Listed entries
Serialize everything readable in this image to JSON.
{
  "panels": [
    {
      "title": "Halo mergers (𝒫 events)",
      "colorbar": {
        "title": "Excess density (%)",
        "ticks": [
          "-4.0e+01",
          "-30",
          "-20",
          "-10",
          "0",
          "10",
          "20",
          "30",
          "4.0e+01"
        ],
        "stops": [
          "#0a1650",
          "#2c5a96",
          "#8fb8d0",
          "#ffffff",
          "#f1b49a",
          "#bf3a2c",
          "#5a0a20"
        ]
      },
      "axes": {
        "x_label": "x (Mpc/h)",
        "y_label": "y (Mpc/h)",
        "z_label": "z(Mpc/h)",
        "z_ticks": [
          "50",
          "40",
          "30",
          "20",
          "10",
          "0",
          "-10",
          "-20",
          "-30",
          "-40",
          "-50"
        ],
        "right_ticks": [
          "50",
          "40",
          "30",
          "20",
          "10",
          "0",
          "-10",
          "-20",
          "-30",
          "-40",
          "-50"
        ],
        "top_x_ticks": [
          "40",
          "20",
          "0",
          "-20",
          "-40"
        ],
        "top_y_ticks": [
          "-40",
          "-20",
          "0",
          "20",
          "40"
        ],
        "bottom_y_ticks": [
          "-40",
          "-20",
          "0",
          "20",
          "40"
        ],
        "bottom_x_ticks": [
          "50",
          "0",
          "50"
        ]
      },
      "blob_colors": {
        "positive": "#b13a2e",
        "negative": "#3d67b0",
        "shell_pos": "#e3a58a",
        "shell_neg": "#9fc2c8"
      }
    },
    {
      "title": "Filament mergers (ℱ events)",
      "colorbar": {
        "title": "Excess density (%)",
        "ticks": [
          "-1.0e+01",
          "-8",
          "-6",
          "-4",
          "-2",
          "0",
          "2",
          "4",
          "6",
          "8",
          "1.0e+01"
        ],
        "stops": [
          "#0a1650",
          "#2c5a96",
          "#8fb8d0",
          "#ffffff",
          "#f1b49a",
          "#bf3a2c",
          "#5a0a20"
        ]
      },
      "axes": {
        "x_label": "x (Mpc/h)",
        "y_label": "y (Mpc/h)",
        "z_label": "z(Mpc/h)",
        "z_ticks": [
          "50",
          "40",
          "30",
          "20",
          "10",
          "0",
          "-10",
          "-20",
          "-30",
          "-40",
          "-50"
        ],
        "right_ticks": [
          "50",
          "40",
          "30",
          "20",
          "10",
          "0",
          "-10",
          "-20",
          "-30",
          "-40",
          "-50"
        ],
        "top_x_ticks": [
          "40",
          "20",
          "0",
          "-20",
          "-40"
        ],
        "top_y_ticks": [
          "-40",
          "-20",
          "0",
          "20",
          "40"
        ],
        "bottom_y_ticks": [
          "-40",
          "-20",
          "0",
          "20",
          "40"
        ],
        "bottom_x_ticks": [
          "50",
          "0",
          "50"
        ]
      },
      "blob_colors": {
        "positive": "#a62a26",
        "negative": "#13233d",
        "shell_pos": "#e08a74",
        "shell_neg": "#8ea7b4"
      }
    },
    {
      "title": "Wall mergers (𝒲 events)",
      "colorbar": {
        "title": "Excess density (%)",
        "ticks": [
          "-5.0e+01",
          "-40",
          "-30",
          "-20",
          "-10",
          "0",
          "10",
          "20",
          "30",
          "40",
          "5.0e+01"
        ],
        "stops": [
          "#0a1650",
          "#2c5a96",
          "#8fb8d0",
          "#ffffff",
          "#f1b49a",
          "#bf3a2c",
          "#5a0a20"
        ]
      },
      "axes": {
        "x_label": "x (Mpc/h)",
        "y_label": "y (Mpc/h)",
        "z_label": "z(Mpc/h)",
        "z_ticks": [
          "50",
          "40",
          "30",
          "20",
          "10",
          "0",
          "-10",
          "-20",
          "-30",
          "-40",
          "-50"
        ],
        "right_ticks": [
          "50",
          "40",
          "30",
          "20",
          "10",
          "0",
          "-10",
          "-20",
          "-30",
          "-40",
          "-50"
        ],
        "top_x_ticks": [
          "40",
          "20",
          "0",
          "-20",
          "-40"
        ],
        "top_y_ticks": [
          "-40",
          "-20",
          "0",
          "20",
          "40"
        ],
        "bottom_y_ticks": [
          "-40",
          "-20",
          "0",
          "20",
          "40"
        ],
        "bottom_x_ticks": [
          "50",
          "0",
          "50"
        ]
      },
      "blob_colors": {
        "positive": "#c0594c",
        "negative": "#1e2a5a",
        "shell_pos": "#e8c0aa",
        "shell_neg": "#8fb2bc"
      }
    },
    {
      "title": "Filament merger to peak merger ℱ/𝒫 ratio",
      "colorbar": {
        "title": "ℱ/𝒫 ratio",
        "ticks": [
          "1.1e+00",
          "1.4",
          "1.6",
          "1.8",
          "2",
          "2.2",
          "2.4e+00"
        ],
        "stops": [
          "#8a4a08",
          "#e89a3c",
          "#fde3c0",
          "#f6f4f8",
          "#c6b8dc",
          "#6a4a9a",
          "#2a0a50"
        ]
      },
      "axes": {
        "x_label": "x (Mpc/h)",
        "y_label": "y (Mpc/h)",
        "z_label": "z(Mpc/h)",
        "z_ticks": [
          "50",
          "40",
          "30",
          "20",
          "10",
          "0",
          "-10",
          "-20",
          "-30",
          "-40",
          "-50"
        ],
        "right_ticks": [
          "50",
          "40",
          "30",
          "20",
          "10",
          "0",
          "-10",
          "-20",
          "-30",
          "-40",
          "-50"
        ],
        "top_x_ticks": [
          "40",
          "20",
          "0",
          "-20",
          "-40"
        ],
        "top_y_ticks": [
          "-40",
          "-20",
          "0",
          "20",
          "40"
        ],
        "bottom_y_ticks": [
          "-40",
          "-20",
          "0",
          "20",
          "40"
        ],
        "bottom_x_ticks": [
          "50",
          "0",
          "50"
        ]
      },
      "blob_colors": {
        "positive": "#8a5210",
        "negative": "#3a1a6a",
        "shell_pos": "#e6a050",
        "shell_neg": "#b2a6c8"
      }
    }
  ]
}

Goal
Return each line of the listing that holds the string "positive".

Complete answer
        "positive": "#b13a2e",
        "positive": "#a62a26",
        "positive": "#c0594c",
        "positive": "#8a5210",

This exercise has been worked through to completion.